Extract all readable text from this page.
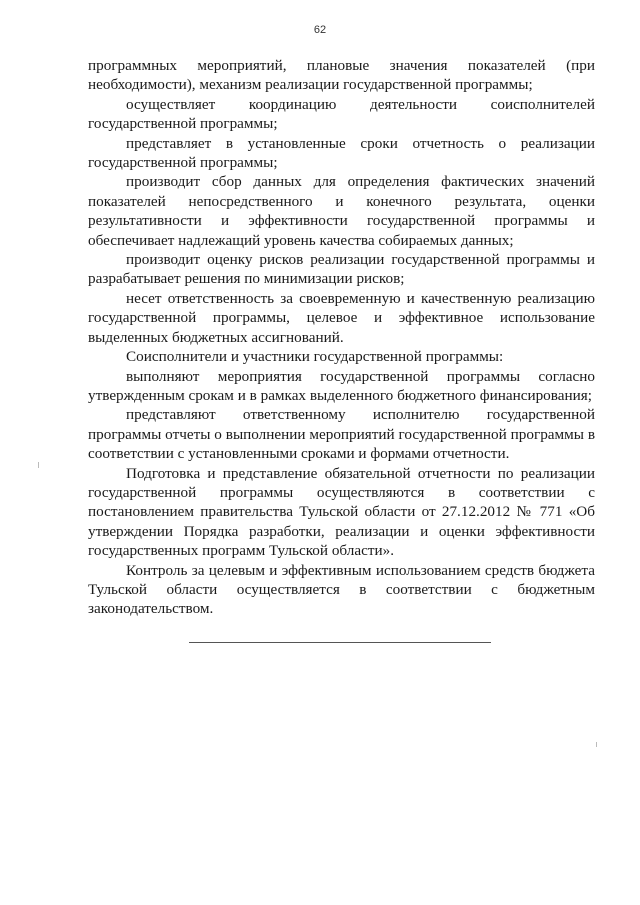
62

программных мероприятий, плановые значения показателей (при необходимости), механизм реализации государственной программы;

осуществляет координацию деятельности соисполнителей государственной программы;

представляет в установленные сроки отчетность о реализации государственной программы;

производит сбор данных для определения фактических значений показателей непосредственного и конечного результата, оценки результативности и эффективности государственной программы и обеспечивает надлежащий уровень качества собираемых данных;

производит оценку рисков реализации государственной программы и разрабатывает решения по минимизации рисков;

несет ответственность за своевременную и качественную реализацию государственной программы, целевое и эффективное использование выделенных бюджетных ассигнований.

Соисполнители и участники государственной программы:

выполняют мероприятия государственной программы согласно утвержденным срокам и в рамках выделенного бюджетного финансирования;

представляют ответственному исполнителю государственной программы отчеты о выполнении мероприятий государственной программы в соответствии с установленными сроками и формами отчетности.

Подготовка и представление обязательной отчетности по реализации государственной программы осуществляются в соответствии с постановлением правительства Тульской области от 27.12.2012 № 771 «Об утверждении Порядка разработки, реализации и оценки эффективности государственных программ Тульской области».

Контроль за целевым и эффективным использованием средств бюджета Тульской области осуществляется в соответствии с бюджетным законодательством.
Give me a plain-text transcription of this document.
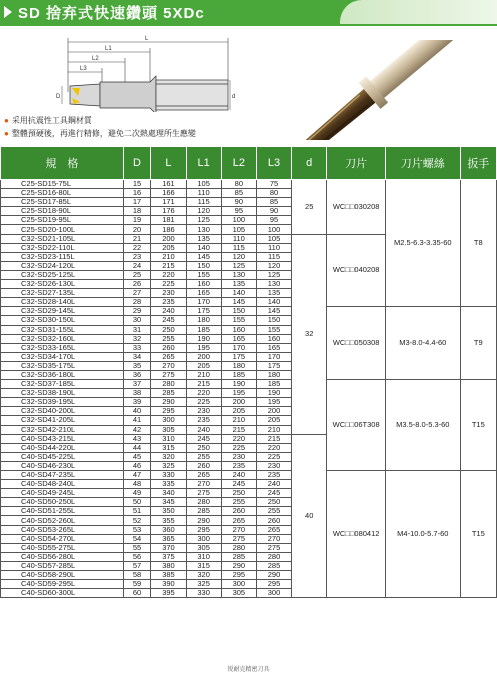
SD 捨弃式快速鑽頭 5XDc
L
L1
L2
L3
D	d
● 采用抗震性工具鋼材質
● 整體預硬後，再進行精修，避免二次熱處理所生應變
規　格	D	L	L1	L2	L3	d	刀片	刀片螺絲	扳手
C25-SD15-75L	15	161	105	80	75	25	WC□□030208	M2.5-6.3-3.35-60	T8
C25-SD16-80L	16	166	110	85	80				
C25-SD17-85L	17	171	115	90	85				
C25-SD18-90L	18	176	120	95	90				
C25-SD19-95L	19	181	125	100	95				
C25-SD20-100L	20	186	130	105	100				
C32-SD21-105L	21	200	135	110	105	32	WC□□040208		
C32-SD22-110L	22	205	140	115	110				
C32-SD23-115L	23	210	145	120	115				
C32-SD24-120L	24	215	150	125	120				
C32-SD25-125L	25	220	155	130	125				
C32-SD26-130L	26	225	160	135	130				
C32-SD27-135L	27	230	165	140	135				
C32-SD28-140L	28	235	170	145	140				
C32-SD29-145L	29	240	175	150	145		WC□□050308	M3-8.0-4.4-60	T9
C32-SD30-150L	30	245	180	155	150				
C32-SD31-155L	31	250	185	160	155				
C32-SD32-160L	32	255	190	165	160				
C32-SD33-165L	33	260	195	170	165				
C32-SD34-170L	34	265	200	175	170				
C32-SD35-175L	35	270	205	180	175				
C32-SD36-180L	36	275	210	185	180				
C32-SD37-185L	37	280	215	190	185		WC□□06T308	M3.5-8.0-5.3-60	T15
C32-SD38-190L	38	285	220	195	190				
C32-SD39-195L	39	290	225	200	195				
C32-SD40-200L	40	295	230	205	200				
C32-SD41-205L	41	300	235	210	205				
C32-SD42-210L	42	305	240	215	210				
C40-SD43-215L	43	310	245	220	215	40			
C40-SD44-220L	44	315	250	225	220				
C40-SD45-225L	45	320	255	230	225				
C40-SD46-230L	46	325	260	235	230				
C40-SD47-235L	47	330	265	240	235		WC□□080412	M4-10.0-5.7-60	T15
C40-SD48-240L	48	335	270	245	240				
C40-SD49-245L	49	340	275	250	245				
C40-SD50-250L	50	345	280	255	250				
C40-SD51-255L	51	350	285	260	255				
C40-SD52-260L	52	355	290	265	260				
C40-SD53-265L	53	360	295	270	265				
C40-SD54-270L	54	365	300	275	270				
C40-SD55-275L	55	370	305	280	275				
C40-SD56-280L	56	375	310	285	280				
C40-SD57-285L	57	380	315	290	285				
C40-SD58-290L	58	385	320	295	290				
C40-SD59-295L	59	390	325	300	295				
C40-SD60-300L	60	395	330	305	300				
锐耐克精密刀具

▸ TASK TO COMPLETE: Restate the data above word for word. Do not include the images.

▸ SOLUTION FOR THIS TASK:
Extract all readable text from this page.
62

программных мероприятий, плановые значения показателей (при необходимости), механизм реализации государственной программы;

осуществляет координацию деятельности соисполнителей государственной программы;

представляет в установленные сроки отчетность о реализации государственной программы;

производит сбор данных для определения фактических значений показателей непосредственного и конечного результата, оценки результативности и эффективности государственной программы и обеспечивает надлежащий уровень качества собираемых данных;

производит оценку рисков реализации государственной программы и разрабатывает решения по минимизации рисков;

несет ответственность за своевременную и качественную реализацию государственной программы, целевое и эффективное использование выделенных бюджетных ассигнований.

Соисполнители и участники государственной программы:

выполняют мероприятия государственной программы согласно утвержденным срокам и в рамках выделенного бюджетного финансирования;

представляют ответственному исполнителю государственной программы отчеты о выполнении мероприятий государственной программы в соответствии с установленными сроками и формами отчетности.

Подготовка и представление обязательной отчетности по реализации государственной программы осуществляются в соответствии с постановлением правительства Тульской области от 27.12.2012 № 771 «Об утверждении Порядка разработки, реализации и оценки эффективности государственных программ Тульской области».

Контроль за целевым и эффективным использованием средств бюджета Тульской области осуществляется в соответствии с бюджетным законодательством.
Give me a plain-text transcription of this document.
SD 捨弃式快速鑽頭 5XDc
L
L1
L2
L3
D	d
● 采用抗震性工具鋼材質
● 整體預硬後，再進行精修，避免二次熱處理所生應變
規　格	D	L	L1	L2	L3	d	刀片	刀片螺絲	扳手
C25-SD15-75L	15	161	105	80	75	25	WC□□030208	M2.5-6.3-3.35-60	T8
C25-SD16-80L	16	166	110	85	80				
C25-SD17-85L	17	171	115	90	85				
C25-SD18-90L	18	176	120	95	90				
C25-SD19-95L	19	181	125	100	95				
C25-SD20-100L	20	186	130	105	100				
C32-SD21-105L	21	200	135	110	105	32	WC□□040208		
C32-SD22-110L	22	205	140	115	110				
C32-SD23-115L	23	210	145	120	115				
C32-SD24-120L	24	215	150	125	120				
C32-SD25-125L	25	220	155	130	125				
C32-SD26-130L	26	225	160	135	130				
C32-SD27-135L	27	230	165	140	135				
C32-SD28-140L	28	235	170	145	140				
C32-SD29-145L	29	240	175	150	145		WC□□050308	M3-8.0-4.4-60	T9
C32-SD30-150L	30	245	180	155	150				
C32-SD31-155L	31	250	185	160	155				
C32-SD32-160L	32	255	190	165	160				
C32-SD33-165L	33	260	195	170	165				
C32-SD34-170L	34	265	200	175	170				
C32-SD35-175L	35	270	205	180	175				
C32-SD36-180L	36	275	210	185	180				
C32-SD37-185L	37	280	215	190	185		WC□□06T308	M3.5-8.0-5.3-60	T15
C32-SD38-190L	38	285	220	195	190				
C32-SD39-195L	39	290	225	200	195				
C32-SD40-200L	40	295	230	205	200				
C32-SD41-205L	41	300	235	210	205				
C32-SD42-210L	42	305	240	215	210				
C40-SD43-215L	43	310	245	220	215	40			
C40-SD44-220L	44	315	250	225	220				
C40-SD45-225L	45	320	255	230	225				
C40-SD46-230L	46	325	260	235	230				
C40-SD47-235L	47	330	265	240	235		WC□□080412	M4-10.0-5.7-60	T15
C40-SD48-240L	48	335	270	245	240				
C40-SD49-245L	49	340	275	250	245				
C40-SD50-250L	50	345	280	255	250				
C40-SD51-255L	51	350	285	260	255				
C40-SD52-260L	52	355	290	265	260				
C40-SD53-265L	53	360	295	270	265				
C40-SD54-270L	54	365	300	275	270				
C40-SD55-275L	55	370	305	280	275				
C40-SD56-280L	56	375	310	285	280				
C40-SD57-285L	57	380	315	290	285				
C40-SD58-290L	58	385	320	295	290				
C40-SD59-295L	59	390	325	300	295				
C40-SD60-300L	60	395	330	305	300				
锐耐克精密刀具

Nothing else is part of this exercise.